# [GIVEN RECORDS]
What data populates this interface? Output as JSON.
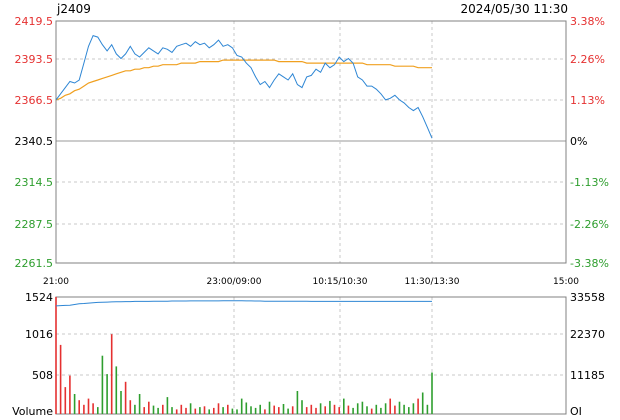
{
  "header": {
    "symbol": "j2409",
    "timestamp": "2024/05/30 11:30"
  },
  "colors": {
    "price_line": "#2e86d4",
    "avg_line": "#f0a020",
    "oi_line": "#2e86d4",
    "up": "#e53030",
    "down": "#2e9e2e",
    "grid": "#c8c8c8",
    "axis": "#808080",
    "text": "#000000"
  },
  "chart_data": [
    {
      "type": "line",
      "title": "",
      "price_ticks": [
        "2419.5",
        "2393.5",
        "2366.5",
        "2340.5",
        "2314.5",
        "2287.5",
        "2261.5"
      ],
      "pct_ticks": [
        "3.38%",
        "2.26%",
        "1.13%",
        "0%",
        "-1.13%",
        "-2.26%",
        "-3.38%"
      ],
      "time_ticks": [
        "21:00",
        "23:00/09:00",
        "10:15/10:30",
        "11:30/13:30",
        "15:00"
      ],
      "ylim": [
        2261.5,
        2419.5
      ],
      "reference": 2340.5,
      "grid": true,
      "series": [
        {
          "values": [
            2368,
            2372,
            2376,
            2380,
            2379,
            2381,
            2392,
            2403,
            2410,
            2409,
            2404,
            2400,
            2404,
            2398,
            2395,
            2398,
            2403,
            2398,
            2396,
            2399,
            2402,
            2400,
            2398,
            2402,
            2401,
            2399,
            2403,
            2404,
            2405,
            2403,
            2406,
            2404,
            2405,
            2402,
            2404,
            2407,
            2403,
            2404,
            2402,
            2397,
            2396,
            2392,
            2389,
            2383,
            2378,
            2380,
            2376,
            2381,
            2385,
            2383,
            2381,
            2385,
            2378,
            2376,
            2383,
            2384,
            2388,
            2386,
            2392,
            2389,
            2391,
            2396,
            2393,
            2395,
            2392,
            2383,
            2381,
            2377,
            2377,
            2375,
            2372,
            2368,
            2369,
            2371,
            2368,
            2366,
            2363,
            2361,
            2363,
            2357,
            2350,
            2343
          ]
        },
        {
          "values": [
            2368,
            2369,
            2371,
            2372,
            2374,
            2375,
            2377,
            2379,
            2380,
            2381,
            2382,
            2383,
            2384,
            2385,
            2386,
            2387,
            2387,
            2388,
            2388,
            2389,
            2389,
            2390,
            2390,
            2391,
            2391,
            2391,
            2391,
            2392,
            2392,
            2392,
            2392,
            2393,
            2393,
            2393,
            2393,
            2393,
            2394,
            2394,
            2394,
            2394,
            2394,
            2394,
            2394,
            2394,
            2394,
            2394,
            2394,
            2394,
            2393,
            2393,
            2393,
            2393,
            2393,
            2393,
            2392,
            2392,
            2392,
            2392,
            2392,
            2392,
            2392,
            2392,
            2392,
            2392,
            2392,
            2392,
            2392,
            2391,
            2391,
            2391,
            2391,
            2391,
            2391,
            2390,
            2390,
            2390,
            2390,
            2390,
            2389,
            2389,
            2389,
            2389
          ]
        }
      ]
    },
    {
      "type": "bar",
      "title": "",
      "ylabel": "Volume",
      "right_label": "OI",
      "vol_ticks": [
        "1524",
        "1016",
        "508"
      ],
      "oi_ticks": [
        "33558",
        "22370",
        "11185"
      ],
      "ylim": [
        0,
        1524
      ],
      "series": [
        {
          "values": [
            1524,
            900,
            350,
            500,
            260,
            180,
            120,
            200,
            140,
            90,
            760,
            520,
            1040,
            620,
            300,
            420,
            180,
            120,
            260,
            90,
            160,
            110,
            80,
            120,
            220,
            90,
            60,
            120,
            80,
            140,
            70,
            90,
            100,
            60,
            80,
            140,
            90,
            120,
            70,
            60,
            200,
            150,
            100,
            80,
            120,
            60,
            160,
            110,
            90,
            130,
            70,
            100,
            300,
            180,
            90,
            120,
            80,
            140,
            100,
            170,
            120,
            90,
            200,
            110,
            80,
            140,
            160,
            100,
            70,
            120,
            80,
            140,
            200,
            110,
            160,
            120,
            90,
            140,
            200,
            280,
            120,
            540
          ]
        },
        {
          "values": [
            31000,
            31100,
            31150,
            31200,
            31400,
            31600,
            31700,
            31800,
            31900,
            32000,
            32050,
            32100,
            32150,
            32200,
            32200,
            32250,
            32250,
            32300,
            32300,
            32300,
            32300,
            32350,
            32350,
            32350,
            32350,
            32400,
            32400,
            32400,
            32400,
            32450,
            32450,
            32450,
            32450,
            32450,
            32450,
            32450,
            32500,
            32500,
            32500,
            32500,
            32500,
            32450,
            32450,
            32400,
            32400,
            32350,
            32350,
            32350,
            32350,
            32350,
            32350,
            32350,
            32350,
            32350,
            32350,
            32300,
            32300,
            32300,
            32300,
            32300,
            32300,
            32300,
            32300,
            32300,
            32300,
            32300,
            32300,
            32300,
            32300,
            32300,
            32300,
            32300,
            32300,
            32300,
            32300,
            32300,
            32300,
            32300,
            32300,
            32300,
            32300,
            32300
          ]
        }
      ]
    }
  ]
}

==

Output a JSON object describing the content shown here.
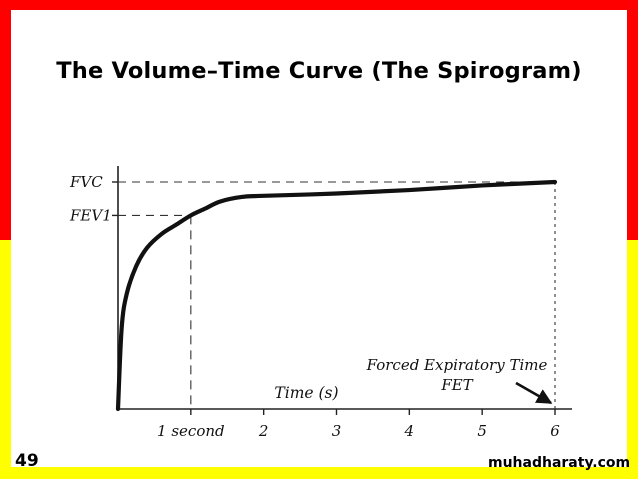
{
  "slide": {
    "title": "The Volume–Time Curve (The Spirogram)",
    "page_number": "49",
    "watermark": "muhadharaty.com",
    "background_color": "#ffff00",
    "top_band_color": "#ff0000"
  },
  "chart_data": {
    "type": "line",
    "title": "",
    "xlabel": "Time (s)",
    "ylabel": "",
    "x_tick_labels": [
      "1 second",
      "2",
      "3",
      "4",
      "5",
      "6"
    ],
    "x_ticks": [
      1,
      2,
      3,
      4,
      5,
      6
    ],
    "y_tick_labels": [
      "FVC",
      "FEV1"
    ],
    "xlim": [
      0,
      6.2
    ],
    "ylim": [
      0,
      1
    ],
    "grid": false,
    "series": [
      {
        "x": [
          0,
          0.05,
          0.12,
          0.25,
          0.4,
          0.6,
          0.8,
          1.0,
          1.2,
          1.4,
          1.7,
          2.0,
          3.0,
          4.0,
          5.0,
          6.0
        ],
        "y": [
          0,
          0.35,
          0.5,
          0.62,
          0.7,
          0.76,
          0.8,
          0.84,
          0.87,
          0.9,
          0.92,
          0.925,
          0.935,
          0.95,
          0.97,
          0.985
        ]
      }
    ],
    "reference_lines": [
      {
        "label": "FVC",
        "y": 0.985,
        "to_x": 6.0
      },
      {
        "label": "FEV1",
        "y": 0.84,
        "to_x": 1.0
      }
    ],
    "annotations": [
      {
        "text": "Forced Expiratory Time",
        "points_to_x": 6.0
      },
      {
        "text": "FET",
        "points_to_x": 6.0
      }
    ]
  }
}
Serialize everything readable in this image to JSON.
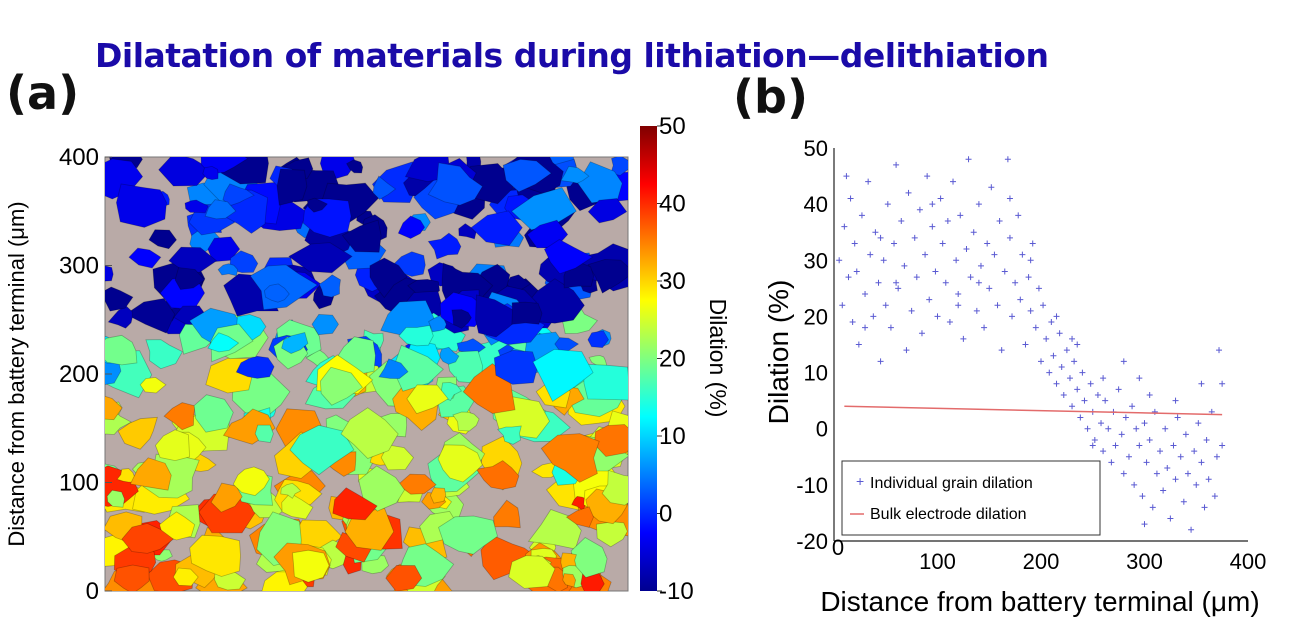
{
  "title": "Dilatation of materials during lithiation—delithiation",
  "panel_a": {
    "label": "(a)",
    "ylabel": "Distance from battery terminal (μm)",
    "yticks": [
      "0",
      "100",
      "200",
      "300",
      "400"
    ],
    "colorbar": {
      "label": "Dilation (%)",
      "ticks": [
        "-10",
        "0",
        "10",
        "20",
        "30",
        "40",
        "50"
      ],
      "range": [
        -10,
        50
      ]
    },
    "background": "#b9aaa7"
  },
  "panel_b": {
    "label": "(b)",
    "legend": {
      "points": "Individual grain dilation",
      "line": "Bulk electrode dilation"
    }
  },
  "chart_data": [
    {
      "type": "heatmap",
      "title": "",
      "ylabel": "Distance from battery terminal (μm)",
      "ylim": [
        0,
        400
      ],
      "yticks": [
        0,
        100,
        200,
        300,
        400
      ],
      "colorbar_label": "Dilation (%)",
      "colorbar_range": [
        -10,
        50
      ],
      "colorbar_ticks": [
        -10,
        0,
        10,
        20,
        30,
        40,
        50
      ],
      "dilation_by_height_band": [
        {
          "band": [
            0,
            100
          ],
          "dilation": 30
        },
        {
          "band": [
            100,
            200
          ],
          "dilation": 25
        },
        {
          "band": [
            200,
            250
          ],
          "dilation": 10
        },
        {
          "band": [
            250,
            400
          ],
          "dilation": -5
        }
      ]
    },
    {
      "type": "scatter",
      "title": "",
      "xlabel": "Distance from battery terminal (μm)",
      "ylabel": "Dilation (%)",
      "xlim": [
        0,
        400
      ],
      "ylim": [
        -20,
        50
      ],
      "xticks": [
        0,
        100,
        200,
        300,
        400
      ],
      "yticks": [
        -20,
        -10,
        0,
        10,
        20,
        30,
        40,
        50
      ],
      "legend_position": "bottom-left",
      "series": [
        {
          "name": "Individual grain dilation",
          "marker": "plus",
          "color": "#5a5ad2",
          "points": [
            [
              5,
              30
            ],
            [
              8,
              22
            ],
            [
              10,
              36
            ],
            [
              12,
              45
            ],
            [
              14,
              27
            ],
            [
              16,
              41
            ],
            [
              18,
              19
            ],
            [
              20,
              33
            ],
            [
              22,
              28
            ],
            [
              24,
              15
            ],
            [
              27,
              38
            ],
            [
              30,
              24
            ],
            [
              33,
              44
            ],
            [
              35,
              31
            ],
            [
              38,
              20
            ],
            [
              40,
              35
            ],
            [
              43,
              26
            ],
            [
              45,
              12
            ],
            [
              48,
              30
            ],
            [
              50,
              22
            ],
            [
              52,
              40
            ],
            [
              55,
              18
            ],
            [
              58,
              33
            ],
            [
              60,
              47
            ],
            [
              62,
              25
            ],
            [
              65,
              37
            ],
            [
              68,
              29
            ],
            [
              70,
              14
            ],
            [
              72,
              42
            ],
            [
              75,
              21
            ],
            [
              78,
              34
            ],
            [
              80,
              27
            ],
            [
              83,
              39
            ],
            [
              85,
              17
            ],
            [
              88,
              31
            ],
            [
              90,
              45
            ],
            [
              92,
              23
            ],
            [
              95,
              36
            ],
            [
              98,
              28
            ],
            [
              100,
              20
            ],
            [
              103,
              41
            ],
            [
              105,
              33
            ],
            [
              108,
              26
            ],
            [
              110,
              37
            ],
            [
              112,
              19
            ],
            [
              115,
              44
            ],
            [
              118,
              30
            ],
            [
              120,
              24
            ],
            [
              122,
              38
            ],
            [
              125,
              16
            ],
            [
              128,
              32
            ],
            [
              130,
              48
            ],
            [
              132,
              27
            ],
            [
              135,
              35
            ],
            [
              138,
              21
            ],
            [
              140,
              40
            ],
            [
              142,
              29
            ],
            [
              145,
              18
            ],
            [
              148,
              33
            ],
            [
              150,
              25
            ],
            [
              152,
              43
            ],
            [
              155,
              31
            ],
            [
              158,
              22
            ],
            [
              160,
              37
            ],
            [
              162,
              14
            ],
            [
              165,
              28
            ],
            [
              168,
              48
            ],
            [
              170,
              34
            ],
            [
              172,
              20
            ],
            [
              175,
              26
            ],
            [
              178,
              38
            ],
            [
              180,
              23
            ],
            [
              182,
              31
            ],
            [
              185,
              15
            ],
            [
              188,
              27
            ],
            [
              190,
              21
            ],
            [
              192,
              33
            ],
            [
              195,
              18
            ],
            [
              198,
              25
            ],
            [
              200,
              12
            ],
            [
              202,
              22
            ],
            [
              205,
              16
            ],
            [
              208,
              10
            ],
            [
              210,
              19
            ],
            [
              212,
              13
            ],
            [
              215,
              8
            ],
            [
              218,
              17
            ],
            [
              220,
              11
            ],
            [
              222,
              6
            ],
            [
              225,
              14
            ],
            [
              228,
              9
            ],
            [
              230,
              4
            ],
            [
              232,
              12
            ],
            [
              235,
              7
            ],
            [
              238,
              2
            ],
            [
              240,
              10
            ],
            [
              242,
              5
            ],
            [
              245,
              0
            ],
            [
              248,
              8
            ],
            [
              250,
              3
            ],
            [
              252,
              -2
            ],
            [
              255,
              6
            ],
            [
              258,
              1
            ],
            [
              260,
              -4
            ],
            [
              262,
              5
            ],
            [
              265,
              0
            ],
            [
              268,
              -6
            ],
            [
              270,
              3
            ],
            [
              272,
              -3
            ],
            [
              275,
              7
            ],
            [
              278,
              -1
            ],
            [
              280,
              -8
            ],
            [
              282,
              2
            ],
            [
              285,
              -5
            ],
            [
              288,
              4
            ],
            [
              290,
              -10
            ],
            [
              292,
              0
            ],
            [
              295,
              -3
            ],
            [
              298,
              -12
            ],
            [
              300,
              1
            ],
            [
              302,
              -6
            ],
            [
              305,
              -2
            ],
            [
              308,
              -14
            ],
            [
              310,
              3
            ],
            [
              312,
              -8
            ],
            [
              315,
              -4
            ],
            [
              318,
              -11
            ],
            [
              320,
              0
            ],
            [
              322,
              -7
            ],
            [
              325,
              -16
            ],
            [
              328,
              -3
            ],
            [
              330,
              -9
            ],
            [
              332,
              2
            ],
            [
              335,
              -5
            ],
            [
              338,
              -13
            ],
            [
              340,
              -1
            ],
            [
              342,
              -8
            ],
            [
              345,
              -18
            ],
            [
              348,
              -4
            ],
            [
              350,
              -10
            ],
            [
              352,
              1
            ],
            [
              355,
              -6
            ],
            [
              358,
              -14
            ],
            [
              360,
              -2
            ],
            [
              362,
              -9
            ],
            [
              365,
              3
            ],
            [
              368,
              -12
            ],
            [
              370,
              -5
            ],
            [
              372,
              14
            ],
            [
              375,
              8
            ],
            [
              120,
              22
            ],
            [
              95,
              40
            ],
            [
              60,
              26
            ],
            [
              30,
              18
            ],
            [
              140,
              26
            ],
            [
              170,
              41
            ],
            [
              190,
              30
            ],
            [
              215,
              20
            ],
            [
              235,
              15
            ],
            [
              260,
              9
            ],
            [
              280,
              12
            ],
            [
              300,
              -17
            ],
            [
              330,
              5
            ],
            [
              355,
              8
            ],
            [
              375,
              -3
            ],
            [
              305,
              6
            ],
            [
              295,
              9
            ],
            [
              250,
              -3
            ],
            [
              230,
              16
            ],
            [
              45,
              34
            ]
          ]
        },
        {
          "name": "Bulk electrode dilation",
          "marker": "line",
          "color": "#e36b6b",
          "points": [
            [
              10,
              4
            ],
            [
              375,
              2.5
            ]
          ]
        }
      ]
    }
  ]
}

...

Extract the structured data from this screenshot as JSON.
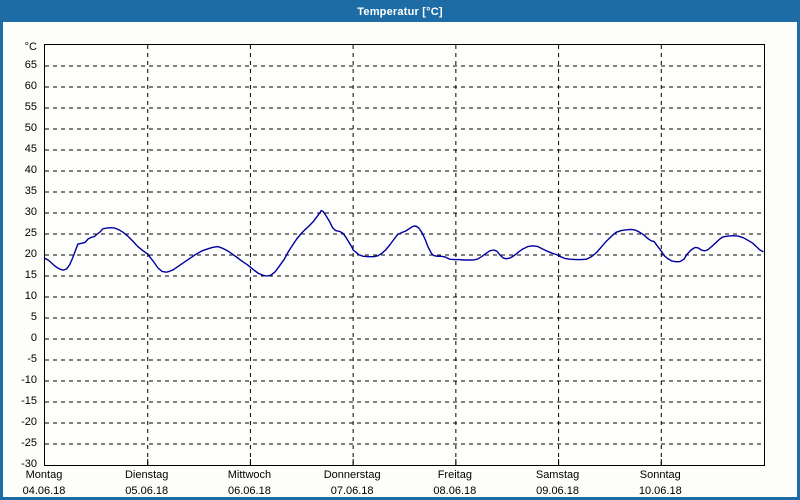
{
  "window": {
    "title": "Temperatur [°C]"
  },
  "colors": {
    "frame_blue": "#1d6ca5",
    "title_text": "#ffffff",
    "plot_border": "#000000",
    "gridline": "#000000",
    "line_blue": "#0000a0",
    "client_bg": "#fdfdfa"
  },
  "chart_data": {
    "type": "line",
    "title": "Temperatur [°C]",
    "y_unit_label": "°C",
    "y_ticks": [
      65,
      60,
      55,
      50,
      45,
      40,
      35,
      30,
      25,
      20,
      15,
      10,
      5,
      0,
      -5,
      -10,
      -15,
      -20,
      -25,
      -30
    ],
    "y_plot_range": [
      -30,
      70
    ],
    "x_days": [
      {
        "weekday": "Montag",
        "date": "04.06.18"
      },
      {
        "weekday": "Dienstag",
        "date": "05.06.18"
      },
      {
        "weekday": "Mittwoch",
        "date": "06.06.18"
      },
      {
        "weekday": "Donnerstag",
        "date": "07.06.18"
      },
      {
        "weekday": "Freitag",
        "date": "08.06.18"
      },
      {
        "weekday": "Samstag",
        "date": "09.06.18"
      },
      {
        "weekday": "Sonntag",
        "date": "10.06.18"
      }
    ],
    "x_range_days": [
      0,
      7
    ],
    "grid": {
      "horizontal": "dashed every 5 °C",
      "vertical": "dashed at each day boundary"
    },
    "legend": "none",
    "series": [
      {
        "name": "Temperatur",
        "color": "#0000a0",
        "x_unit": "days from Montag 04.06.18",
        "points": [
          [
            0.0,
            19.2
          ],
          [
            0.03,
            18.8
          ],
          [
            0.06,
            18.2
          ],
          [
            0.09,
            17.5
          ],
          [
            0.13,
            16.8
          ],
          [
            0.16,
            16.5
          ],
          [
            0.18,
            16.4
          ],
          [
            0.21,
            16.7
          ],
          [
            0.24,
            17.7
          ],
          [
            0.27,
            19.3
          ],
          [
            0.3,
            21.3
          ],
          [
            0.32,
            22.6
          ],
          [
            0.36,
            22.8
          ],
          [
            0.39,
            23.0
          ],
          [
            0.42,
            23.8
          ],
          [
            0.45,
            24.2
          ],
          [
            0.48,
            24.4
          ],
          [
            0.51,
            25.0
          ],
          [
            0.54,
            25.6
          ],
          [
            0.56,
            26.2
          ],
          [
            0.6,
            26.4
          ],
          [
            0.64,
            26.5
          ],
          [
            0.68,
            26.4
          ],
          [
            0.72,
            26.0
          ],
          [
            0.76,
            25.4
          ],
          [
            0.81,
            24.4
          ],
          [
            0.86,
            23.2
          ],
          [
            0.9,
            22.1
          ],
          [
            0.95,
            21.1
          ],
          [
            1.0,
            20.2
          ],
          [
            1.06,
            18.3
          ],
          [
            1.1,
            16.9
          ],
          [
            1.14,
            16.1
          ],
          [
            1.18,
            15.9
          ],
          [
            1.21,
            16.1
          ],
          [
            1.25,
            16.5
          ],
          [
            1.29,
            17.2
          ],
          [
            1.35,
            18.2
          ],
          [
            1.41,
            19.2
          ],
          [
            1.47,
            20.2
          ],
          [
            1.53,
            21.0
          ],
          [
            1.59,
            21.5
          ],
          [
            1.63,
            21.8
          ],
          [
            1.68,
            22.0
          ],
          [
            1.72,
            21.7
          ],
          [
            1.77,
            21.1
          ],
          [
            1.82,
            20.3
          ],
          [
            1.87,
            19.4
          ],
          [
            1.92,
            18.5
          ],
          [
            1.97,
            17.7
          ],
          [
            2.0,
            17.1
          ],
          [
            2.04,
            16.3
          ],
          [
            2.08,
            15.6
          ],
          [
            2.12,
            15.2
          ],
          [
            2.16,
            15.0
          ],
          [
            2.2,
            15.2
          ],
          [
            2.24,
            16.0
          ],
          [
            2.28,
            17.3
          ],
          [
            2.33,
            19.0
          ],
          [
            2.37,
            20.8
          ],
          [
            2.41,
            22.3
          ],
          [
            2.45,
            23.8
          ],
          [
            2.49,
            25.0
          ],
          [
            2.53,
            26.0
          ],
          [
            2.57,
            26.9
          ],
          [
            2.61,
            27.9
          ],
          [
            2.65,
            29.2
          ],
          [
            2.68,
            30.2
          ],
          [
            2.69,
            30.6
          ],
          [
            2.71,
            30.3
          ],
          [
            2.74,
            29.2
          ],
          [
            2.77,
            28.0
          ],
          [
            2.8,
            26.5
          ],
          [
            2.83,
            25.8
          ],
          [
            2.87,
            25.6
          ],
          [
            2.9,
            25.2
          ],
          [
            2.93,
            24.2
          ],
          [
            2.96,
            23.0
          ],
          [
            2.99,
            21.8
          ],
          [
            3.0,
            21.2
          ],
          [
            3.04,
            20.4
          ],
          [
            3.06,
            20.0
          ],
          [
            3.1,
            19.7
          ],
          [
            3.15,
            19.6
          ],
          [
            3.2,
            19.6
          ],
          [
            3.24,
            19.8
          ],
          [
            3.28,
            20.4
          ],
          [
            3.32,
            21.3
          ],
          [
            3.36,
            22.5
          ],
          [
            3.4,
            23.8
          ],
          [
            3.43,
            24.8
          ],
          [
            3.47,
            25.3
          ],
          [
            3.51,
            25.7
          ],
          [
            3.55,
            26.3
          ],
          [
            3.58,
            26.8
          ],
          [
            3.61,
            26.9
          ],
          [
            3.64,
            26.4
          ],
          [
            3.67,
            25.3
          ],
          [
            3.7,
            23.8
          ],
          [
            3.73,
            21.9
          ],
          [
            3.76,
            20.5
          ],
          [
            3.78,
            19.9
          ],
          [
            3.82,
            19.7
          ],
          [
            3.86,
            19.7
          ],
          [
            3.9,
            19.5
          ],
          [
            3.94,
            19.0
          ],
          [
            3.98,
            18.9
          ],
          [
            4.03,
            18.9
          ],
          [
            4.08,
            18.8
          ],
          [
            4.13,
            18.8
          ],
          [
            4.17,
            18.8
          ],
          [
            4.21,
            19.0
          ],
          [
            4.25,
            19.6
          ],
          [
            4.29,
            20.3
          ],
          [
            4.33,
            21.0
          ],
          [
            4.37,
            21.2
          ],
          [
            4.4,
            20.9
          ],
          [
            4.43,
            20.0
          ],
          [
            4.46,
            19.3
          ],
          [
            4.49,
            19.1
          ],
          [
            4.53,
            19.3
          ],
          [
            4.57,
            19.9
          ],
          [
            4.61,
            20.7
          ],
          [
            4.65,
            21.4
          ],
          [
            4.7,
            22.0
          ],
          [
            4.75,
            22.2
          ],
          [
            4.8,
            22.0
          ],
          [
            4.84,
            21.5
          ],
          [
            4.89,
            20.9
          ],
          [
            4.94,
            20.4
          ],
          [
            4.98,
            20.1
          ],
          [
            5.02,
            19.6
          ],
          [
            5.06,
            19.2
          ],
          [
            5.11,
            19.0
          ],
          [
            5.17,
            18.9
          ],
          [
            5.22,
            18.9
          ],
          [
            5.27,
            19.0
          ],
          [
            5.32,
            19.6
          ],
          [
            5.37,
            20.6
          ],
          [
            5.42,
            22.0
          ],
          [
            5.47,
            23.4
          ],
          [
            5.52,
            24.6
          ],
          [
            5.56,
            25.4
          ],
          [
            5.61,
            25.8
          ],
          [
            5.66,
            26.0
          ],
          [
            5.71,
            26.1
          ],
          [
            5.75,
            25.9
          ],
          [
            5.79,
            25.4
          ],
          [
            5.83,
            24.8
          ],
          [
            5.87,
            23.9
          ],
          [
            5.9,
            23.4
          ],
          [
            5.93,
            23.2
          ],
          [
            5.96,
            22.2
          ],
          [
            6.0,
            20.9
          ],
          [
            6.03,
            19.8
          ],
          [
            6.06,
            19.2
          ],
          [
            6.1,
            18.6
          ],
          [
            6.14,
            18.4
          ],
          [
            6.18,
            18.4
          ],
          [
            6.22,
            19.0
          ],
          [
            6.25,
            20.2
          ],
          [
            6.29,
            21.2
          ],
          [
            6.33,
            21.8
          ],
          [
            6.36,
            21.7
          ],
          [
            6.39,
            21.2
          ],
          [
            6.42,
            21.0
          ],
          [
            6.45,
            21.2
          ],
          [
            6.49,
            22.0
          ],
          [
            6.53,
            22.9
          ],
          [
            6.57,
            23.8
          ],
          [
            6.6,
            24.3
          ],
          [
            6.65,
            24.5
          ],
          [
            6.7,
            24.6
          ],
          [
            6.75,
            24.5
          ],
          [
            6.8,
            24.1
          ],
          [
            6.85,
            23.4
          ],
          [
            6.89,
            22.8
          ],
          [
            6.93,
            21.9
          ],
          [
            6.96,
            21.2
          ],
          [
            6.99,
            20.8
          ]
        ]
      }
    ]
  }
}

# [REQUEST]
Lines that include the word "this" are to be extracted from the data above.

# [REPLY]
What data populates this interface? Output as JSON.
Serialize everything readable in this image to JSON.
Extract the structured data from this screenshot as JSON.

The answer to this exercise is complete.